── DATASET RECORDS

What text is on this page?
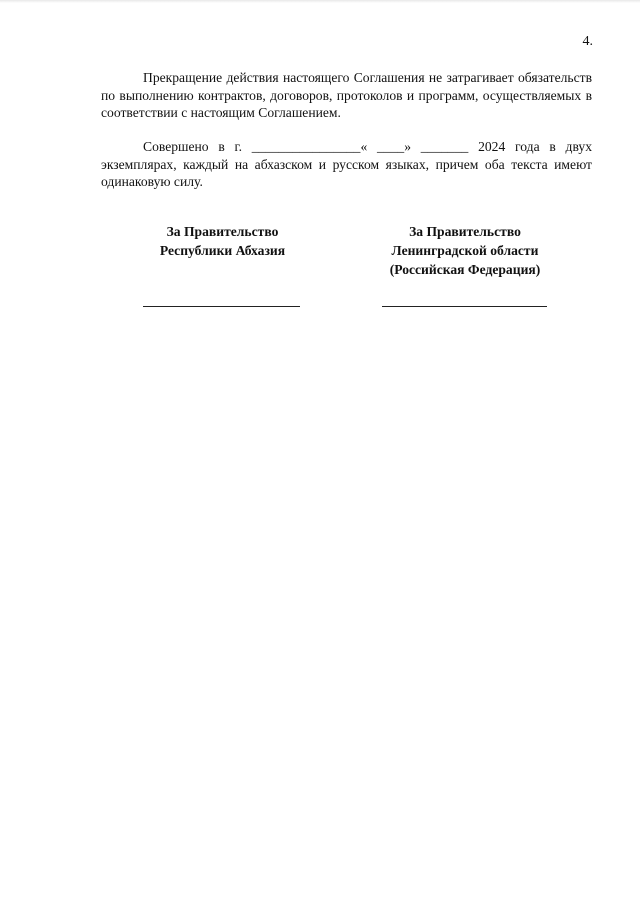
4.

Прекращение действия настоящего Соглашения не затрагивает обязательств по выполнению контрактов, договоров, протоколов и программ, осуществляемых в соответствии с настоящим Соглашением.

Совершено в г. ________________« ____» _______ 2024 года в двух экземплярах, каждый на абхазском и русском языках, причем оба текста имеют одинаковую силу.

За Правительство
Республики Абхазия
За Правительство
Ленинградской области
(Российская Федерация)
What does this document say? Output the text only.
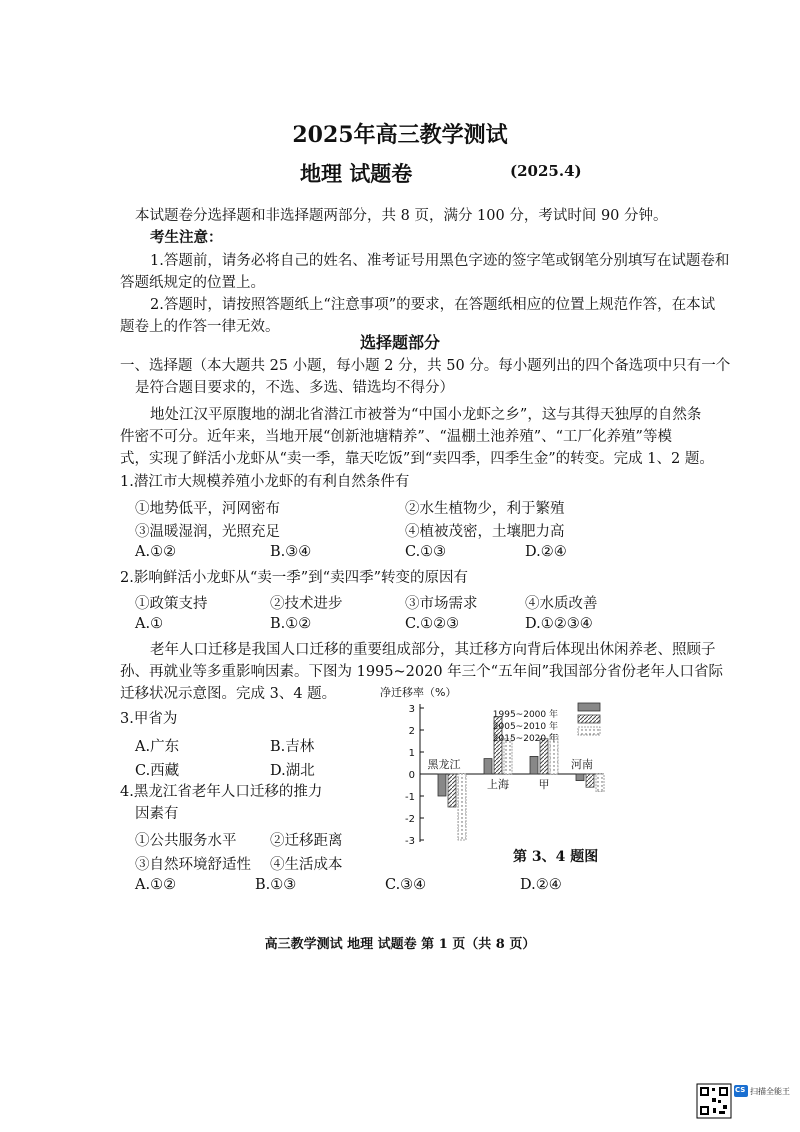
2025年高三教学测试
地理 试题卷	(2025.4)
本试题卷分选择题和非选择题两部分，共 8 页，满分 100 分，考试时间 90 分钟。
考生注意：
1.答题前，请务必将自己的姓名、准考证号用黑色字迹的签字笔或钢笔分别填写在试题卷和
答题纸规定的位置上。
2.答题时，请按照答题纸上“注意事项”的要求，在答题纸相应的位置上规范作答，在本试
题卷上的作答一律无效。
选择题部分
一、选择题（本大题共 25 小题，每小题 2 分，共 50 分。每小题列出的四个备选项中只有一个
是符合题目要求的，不选、多选、错选均不得分）
地处江汉平原腹地的湖北省潜江市被誉为“中国小龙虾之乡”，这与其得天独厚的自然条
件密不可分。近年来，当地开展“创新池塘精养”、“温棚土池养殖”、“工厂化养殖”等模
式，实现了鲜活小龙虾从“卖一季，靠天吃饭”到“卖四季，四季生金”的转变。完成 1、2 题。
1.潜江市大规模养殖小龙虾的有利自然条件有
①地势低平，河网密布	②水生植物少，利于繁殖
③温暖湿润，光照充足	④植被茂密，土壤肥力高
A.①②	B.③④	C.①③	D.②④
2.影响鲜活小龙虾从“卖一季”到“卖四季”转变的原因有
①政策支持	②技术进步	③市场需求	④水质改善
A.①	B.①②	C.①②③	D.①②③④
老年人口迁移是我国人口迁移的重要组成部分，其迁移方向背后体现出休闲养老、照顾子
孙、再就业等多重影响因素。下图为 1995~2020 年三个“五年间”我国部分省份老年人口省际
迁移状况示意图。完成 3、4 题。
3.甲省为
A.广东	B.吉林
C.西藏	D.湖北
4.黑龙江省老年人口迁移的推力
因素有
①公共服务水平 ②迁移距离
③自然环境舒适性 ④生活成本
A.①②	B.①③	C.③④	D.②④
净迁移率（%）
-3
-2
-1
0
1
2
3
黑龙江
上海	甲
河南
1995~2000 年
2005~2010 年
2015~2020 年
第 3、4 题图
高三教学测试 地理 试题卷 第 1 页（共 8 页）
CS 扫描全能王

────

#### GIVEN TASK:
Reproduce the listing exactly. Leave its pictures out.

#### TASK RESULT:
What text is on this page?
4.

Прекращение действия настоящего Соглашения не затрагивает обязательств по выполнению контрактов, договоров, протоколов и программ, осуществляемых в соответствии с настоящим Соглашением.

Совершено в г. ________________« ____» _______ 2024 года в двух экземплярах, каждый на абхазском и русском языках, причем оба текста имеют одинаковую силу.

За Правительство
Республики Абхазия
За Правительство
Ленинградской области
(Российская Федерация)
What does this document say? Output the text only.
2025年高三教学测试
地理 试题卷	(2025.4)
本试题卷分选择题和非选择题两部分，共 8 页，满分 100 分，考试时间 90 分钟。
考生注意：
1.答题前，请务必将自己的姓名、准考证号用黑色字迹的签字笔或钢笔分别填写在试题卷和
答题纸规定的位置上。
2.答题时，请按照答题纸上“注意事项”的要求，在答题纸相应的位置上规范作答，在本试
题卷上的作答一律无效。
选择题部分
一、选择题（本大题共 25 小题，每小题 2 分，共 50 分。每小题列出的四个备选项中只有一个
是符合题目要求的，不选、多选、错选均不得分）
地处江汉平原腹地的湖北省潜江市被誉为“中国小龙虾之乡”，这与其得天独厚的自然条
件密不可分。近年来，当地开展“创新池塘精养”、“温棚土池养殖”、“工厂化养殖”等模
式，实现了鲜活小龙虾从“卖一季，靠天吃饭”到“卖四季，四季生金”的转变。完成 1、2 题。
1.潜江市大规模养殖小龙虾的有利自然条件有
①地势低平，河网密布	②水生植物少，利于繁殖
③温暖湿润，光照充足	④植被茂密，土壤肥力高
A.①②	B.③④	C.①③	D.②④
2.影响鲜活小龙虾从“卖一季”到“卖四季”转变的原因有
①政策支持	②技术进步	③市场需求	④水质改善
A.①	B.①②	C.①②③	D.①②③④
老年人口迁移是我国人口迁移的重要组成部分，其迁移方向背后体现出休闲养老、照顾子
孙、再就业等多重影响因素。下图为 1995~2020 年三个“五年间”我国部分省份老年人口省际
迁移状况示意图。完成 3、4 题。
3.甲省为
A.广东	B.吉林
C.西藏	D.湖北
4.黑龙江省老年人口迁移的推力
因素有
①公共服务水平 ②迁移距离
③自然环境舒适性 ④生活成本
A.①②	B.①③	C.③④	D.②④
净迁移率（%）
-3
-2
-1
0
1
2
3
黑龙江
上海	甲
河南
1995~2000 年
2005~2010 年
2015~2020 年
第 3、4 题图
高三教学测试 地理 试题卷 第 1 页（共 8 页）
CS 扫描全能王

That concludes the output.